Texte -
-------------------------

Parallèlement, elle doit aussi réfléchir à comment construire sa chaussure à partir des matières qu’elle parvient à fabriquer. Pour la semelle, elle utilise un mélange de fibres (du chanvre ou de la toile de jute) qui sont maintenues entre elles grâce au mycélium. Pour le dessus, qu’elle appelle jaquette, ses recherches l’ont jusqu’ici mené à des matières soit trop épaisses et rigides, soit trop fines et molles, et de toute façon trop fragiles que pour être malmenées par la marche.

Afin de tuer les bactéries, la fibre est stérilisée par Kristel Peeters dans un autoclave à une température de 121 degrés, Open Biolab à Gand
Afin de tuer les bactéries, la fibre est stérilisée par Kristel Peeters dans un autoclave à une température de 121 degrés, Open Biolab à Gand© Matias Ranwez Van Elst

Si ses recherches lui demandent beaucoup de temps et d’énergie, Kristel ne désespère pourtant pas. L’une des raisons de son acharnement lui vient des États-Unis où l’équipe du projet Mycoworks a réussi à produire un matériau semblable en beaucoup de points au cuir. Il est résistant, flexible et plus impressionnant encore, il résiste à l’eau alors que jusqu’ici tous les matériaux produits reprenaient vie au contact de l’eau. Ces diverses caractéristiques montrent qu’il faut continuer les recherches dans cette direction.

Alternatives d’avenir ?

Les matériaux biosourcés ont certainement un bel avenir devant eux et pourraient un jour remplacer certains matériaux comme le plastique ou le cuir, mais ils ne seront sans doute jamais destinés à une production industrielle. En tout cas, pas dans l’état actuel des choses. Les recherches doivent encore être peaufinées et les matériaux améliorés avant d’espérer pouvoir produire à plus grande échelle. Pour le moment, l’énergie utile aux recherches n’intéresse pas les grandes usines qui préfèrent se limiter à ce qui est déjà en place. Il y a encore beaucoup trop de travail intermédiaire entre la matière de base et le résultat final. De plus, si les matériaux ne sont pas maniés correctement, les risques d’autodestruction sont beaucoup trop grands que pour envisager de multiplier les productions.

-------------------------

Consigne -
Répondez brièvement à ces questions sur le texte consacré à la chaussure en matériaux biosourcés.
1. De quoi se compose la semelle de la chaussure ?
2. À quelle température la fibre est-elle stérilisée dans l'autoclave ?
3. Quelle propriété du matériau de l'équipe Mycoworks le distingue de tous les matériaux produits jusque-là ?

(Un bloc de données)
-------------------------

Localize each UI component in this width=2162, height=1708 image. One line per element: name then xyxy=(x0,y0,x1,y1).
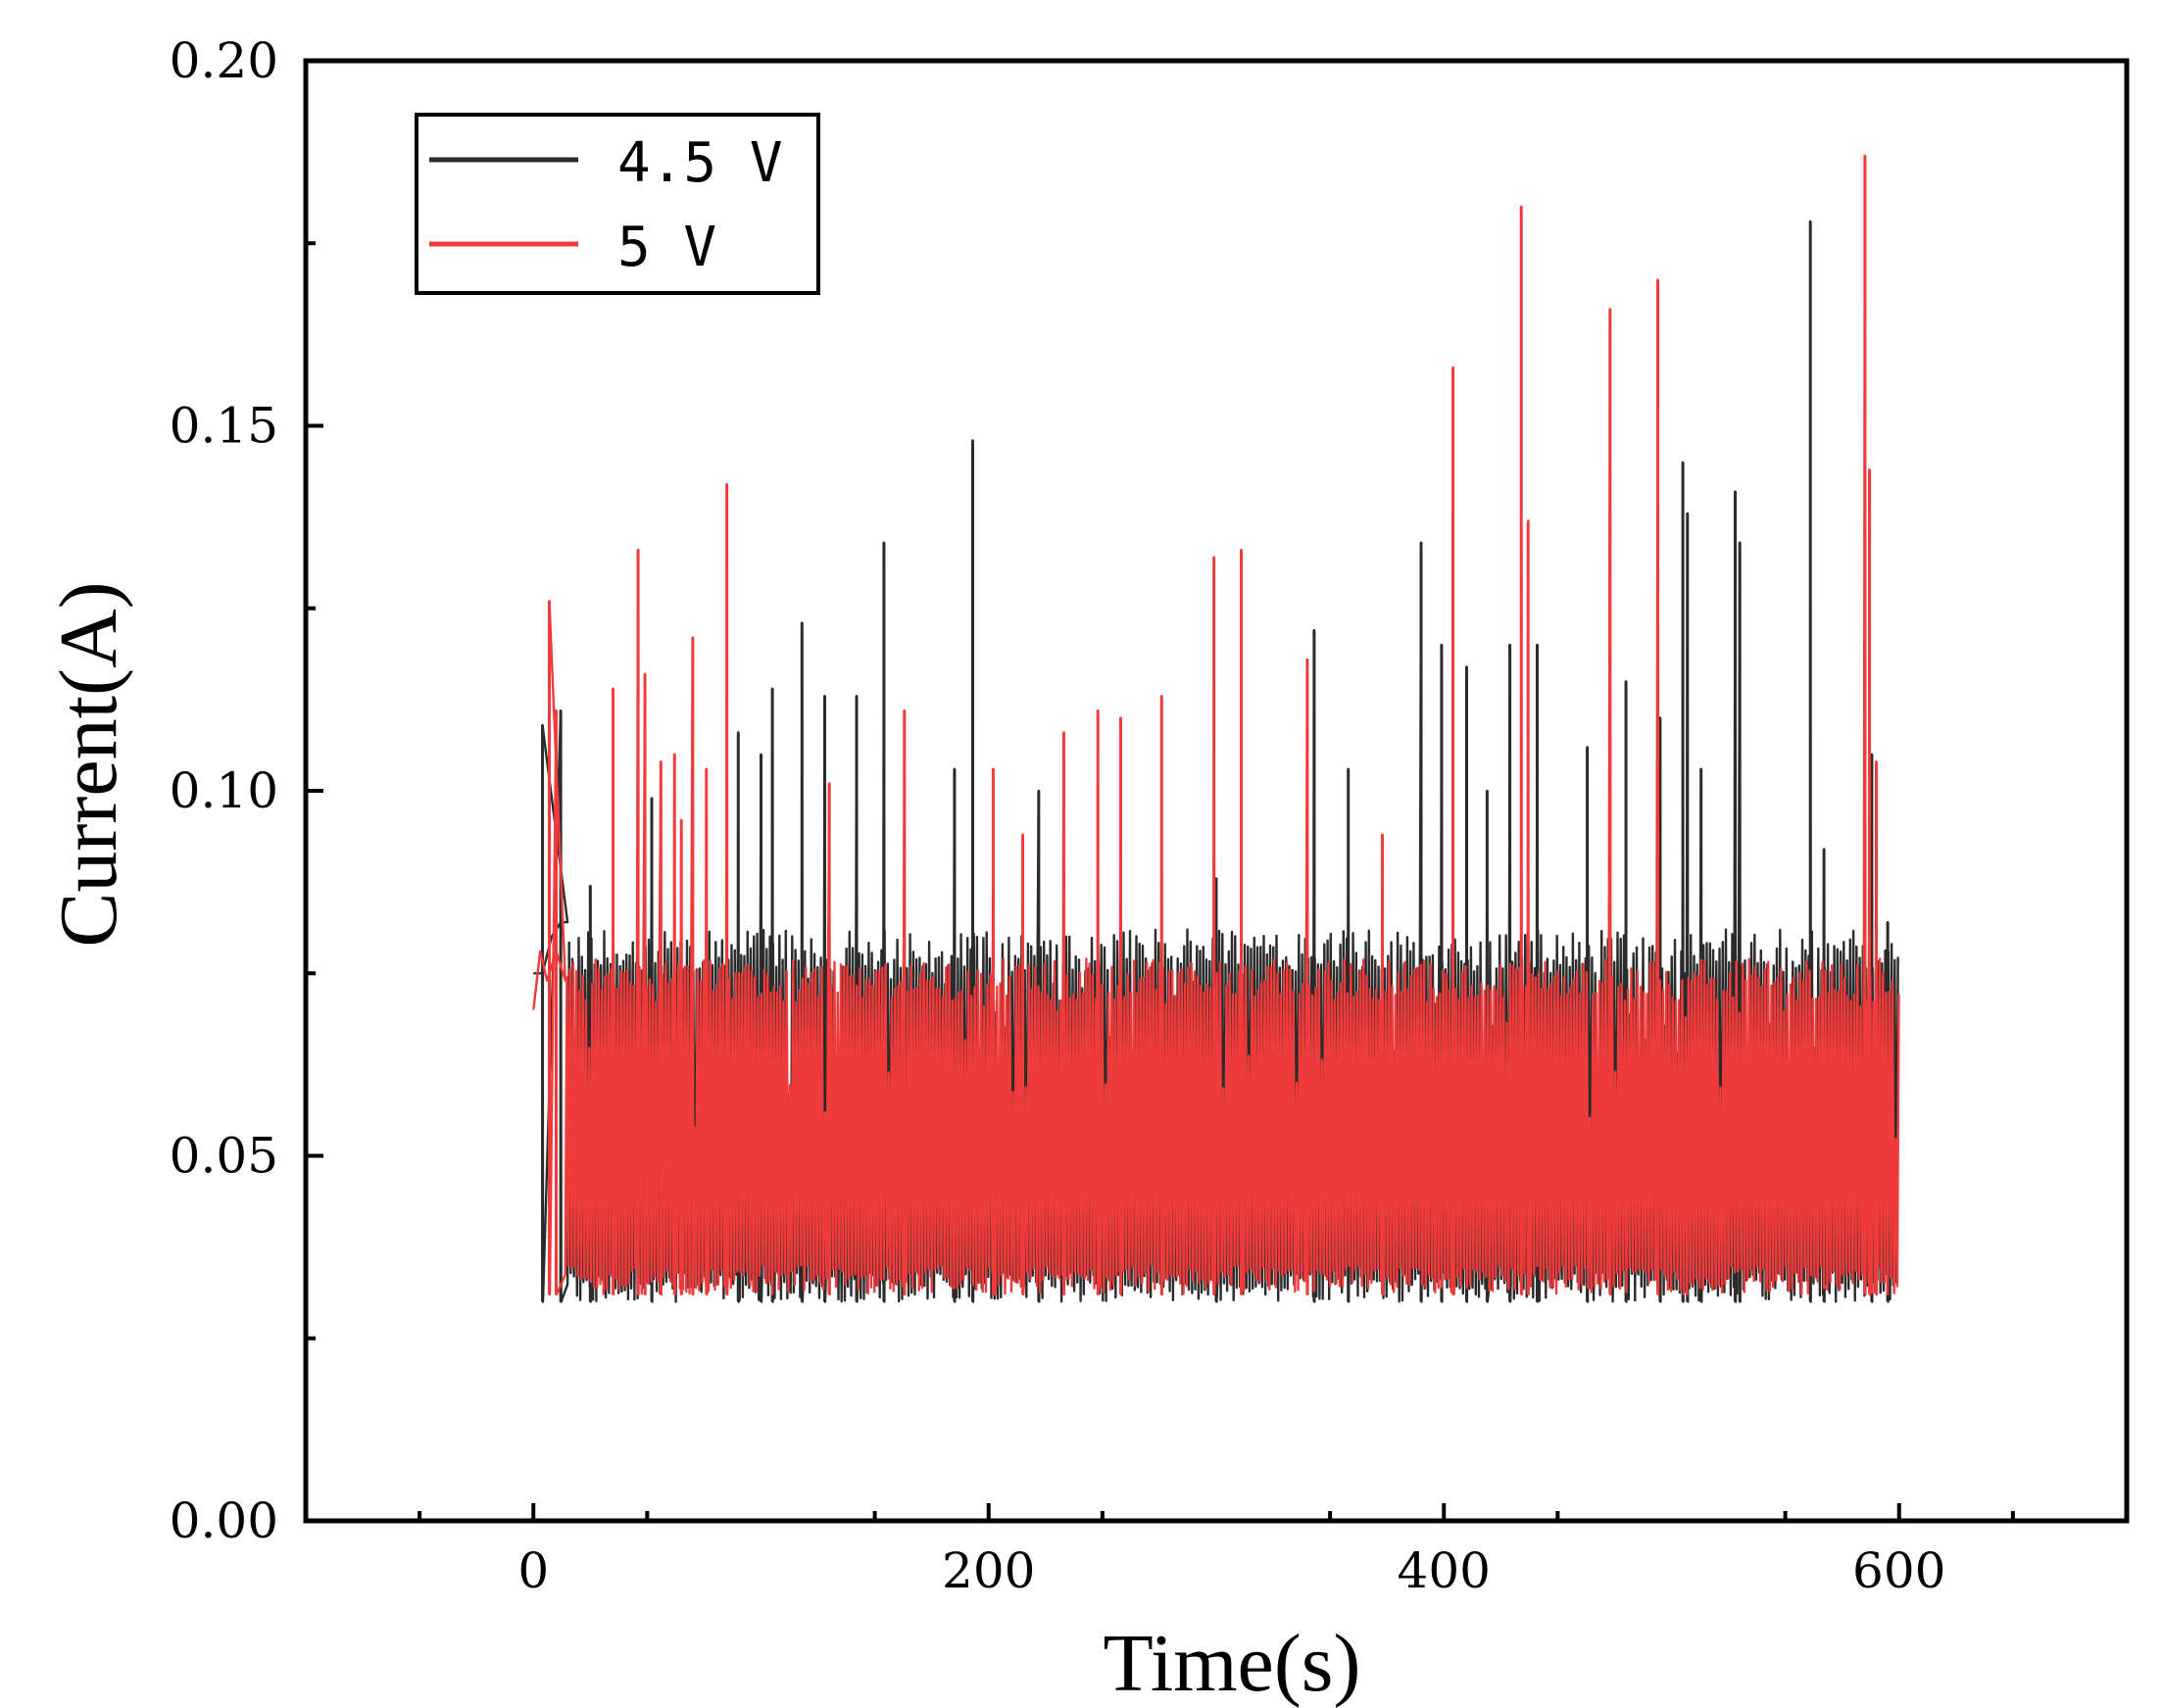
legend-label-4.5v: 4.5 V xyxy=(617,131,783,195)
y-tick-label: 0.00 xyxy=(170,1492,278,1549)
x-tick-label: 400 xyxy=(1398,1542,1491,1599)
x-axis-title: Time(s) xyxy=(1104,1618,1361,1708)
x-tick-label: 0 xyxy=(517,1542,549,1599)
x-tick-label: 600 xyxy=(1852,1542,1945,1599)
tick-layer: 0 200 400 600 0.00 0.05 0.10 0.15 0.20 xyxy=(170,32,2015,1599)
y-tick-label: 0.20 xyxy=(170,32,278,89)
y-axis-title: Current(A) xyxy=(43,581,134,947)
y-tick-label: 0.15 xyxy=(170,398,278,455)
legend-label-5v: 5 V xyxy=(617,216,716,279)
y-tick-label: 0.10 xyxy=(170,762,278,819)
x-tick-label: 200 xyxy=(942,1542,1035,1599)
legend-box xyxy=(415,113,820,295)
series-layer xyxy=(532,154,1900,1303)
y-tick-label: 0.05 xyxy=(170,1128,278,1185)
legend: 4.5 V 5 V xyxy=(415,113,820,295)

-------------------------

Corrigé -
1. D'un mélange de fibres, du chanvre ou de la toile de jute, maintenues entre elles grâce au mycélium.
2. À 121 degrés.
3. Il résiste à l'eau.